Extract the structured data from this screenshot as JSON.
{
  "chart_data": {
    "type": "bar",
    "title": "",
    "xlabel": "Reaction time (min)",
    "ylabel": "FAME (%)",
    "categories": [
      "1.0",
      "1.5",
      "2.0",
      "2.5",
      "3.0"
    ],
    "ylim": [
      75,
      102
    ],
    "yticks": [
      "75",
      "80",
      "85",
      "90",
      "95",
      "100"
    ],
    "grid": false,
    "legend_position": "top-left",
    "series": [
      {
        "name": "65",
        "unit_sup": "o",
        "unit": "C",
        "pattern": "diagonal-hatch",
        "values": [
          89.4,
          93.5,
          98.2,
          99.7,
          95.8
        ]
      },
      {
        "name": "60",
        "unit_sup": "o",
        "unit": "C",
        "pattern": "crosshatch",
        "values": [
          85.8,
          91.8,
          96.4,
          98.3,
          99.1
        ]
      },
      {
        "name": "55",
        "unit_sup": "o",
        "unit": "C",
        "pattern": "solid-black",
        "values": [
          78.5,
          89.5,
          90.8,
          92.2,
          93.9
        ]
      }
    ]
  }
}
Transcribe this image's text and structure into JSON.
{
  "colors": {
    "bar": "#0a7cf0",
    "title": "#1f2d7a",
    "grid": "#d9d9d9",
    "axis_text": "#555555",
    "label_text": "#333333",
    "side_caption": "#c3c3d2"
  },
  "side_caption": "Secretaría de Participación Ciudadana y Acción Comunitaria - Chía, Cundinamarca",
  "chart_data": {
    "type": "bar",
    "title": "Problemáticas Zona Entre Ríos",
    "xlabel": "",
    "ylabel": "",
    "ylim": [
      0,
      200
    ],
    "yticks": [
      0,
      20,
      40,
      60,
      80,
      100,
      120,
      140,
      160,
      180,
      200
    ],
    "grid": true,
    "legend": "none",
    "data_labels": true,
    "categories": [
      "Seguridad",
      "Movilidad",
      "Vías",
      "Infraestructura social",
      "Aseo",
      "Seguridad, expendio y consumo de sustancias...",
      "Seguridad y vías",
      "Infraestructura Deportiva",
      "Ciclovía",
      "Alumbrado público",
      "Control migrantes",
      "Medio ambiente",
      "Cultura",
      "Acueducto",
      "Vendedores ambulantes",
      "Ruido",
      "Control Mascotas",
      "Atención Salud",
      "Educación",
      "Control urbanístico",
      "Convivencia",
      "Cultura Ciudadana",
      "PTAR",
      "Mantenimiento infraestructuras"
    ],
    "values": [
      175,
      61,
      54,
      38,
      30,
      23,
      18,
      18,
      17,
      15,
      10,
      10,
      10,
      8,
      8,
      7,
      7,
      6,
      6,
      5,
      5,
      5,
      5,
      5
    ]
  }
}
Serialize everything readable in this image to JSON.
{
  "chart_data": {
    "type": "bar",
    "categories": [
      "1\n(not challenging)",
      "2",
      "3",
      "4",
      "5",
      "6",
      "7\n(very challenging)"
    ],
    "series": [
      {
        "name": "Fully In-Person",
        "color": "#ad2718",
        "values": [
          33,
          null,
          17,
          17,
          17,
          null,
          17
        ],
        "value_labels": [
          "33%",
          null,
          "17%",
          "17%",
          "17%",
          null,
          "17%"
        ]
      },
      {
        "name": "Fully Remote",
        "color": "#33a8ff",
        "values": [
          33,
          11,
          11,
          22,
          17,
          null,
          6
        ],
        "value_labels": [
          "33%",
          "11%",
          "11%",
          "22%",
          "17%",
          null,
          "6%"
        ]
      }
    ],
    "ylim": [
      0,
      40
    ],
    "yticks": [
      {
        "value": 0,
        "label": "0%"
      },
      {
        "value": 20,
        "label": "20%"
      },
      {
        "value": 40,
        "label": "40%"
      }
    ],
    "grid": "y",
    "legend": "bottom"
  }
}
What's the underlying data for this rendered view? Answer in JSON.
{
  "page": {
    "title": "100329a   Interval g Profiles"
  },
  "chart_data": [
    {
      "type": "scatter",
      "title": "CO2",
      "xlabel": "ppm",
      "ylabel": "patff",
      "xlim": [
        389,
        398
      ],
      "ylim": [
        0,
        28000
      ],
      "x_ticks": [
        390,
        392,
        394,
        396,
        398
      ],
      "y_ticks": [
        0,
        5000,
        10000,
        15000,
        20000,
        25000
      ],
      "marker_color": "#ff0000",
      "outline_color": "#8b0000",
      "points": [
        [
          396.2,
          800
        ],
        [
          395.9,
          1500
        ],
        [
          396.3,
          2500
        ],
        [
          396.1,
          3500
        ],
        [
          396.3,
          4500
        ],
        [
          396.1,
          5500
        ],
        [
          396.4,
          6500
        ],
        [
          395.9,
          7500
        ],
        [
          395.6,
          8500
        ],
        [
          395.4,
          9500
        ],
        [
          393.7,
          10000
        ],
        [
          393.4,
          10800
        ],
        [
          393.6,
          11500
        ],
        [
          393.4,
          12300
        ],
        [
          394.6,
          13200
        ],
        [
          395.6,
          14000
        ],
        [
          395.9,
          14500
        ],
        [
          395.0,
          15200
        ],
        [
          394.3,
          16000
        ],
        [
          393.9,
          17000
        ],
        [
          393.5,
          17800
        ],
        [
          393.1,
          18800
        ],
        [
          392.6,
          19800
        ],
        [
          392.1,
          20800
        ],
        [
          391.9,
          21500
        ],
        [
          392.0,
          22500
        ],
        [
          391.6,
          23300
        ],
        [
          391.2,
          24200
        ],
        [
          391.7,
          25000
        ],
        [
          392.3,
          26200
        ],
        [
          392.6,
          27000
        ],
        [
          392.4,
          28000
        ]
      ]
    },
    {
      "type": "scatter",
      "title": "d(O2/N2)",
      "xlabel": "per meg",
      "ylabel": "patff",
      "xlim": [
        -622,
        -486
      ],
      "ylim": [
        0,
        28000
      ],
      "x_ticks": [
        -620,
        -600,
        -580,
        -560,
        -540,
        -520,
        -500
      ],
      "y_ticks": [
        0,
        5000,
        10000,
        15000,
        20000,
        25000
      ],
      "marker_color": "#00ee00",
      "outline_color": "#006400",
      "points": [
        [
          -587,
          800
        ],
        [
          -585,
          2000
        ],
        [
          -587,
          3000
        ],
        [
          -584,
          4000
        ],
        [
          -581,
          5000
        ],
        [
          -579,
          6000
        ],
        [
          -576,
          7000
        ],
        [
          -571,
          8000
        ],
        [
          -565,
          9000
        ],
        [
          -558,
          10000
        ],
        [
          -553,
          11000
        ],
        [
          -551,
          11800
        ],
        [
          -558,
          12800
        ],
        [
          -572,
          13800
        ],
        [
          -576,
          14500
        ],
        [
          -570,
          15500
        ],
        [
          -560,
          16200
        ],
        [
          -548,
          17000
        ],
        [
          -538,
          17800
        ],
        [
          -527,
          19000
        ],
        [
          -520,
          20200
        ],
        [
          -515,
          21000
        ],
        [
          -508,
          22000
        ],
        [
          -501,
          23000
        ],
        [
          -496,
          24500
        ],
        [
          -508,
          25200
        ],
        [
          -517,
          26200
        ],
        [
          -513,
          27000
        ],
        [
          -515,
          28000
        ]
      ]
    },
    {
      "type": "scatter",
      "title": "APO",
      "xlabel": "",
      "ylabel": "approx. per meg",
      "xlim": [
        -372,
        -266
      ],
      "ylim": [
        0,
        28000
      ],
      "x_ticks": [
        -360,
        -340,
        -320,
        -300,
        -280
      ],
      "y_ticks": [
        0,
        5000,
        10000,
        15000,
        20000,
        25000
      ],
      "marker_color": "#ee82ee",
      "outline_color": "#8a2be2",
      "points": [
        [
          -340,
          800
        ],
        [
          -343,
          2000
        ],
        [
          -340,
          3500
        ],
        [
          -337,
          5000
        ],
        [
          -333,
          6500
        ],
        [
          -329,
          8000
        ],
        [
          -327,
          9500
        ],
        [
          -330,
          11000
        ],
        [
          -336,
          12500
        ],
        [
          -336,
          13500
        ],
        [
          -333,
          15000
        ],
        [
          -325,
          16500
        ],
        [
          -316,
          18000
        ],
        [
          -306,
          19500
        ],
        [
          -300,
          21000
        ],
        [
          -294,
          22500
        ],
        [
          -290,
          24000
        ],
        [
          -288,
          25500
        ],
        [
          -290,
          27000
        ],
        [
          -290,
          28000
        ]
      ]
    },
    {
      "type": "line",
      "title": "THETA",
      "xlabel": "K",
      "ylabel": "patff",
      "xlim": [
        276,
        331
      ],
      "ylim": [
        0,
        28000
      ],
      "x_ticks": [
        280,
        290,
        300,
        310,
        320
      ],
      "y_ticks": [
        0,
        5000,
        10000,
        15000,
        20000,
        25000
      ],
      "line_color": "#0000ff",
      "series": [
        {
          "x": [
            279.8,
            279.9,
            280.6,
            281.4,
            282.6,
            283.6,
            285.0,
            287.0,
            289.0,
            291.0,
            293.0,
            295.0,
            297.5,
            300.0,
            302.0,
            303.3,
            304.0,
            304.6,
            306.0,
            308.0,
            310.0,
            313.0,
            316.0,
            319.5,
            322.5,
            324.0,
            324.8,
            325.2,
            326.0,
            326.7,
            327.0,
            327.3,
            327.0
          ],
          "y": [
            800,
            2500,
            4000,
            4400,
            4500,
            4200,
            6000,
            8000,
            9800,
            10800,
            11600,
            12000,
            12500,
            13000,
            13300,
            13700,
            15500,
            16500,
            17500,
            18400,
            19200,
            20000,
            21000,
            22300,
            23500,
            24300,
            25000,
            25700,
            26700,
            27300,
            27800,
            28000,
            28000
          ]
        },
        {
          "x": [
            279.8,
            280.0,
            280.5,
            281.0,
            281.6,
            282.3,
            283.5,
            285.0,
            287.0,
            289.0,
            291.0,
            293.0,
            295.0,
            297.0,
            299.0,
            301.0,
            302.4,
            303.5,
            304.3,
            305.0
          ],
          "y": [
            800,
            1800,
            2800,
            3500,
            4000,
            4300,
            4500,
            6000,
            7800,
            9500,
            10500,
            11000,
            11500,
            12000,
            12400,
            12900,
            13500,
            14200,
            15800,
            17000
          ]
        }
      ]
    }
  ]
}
★ ★ ★ ★ ★ ★ ★
List all lines from the entries that include the word "Ciudadana".

• EXERCISE RESPONSE
  "side_caption": "Secretaría de Participación Ciudadana y Acción Comunitaria - Chía, Cundinamarca",
      "Cultura Ciudadana",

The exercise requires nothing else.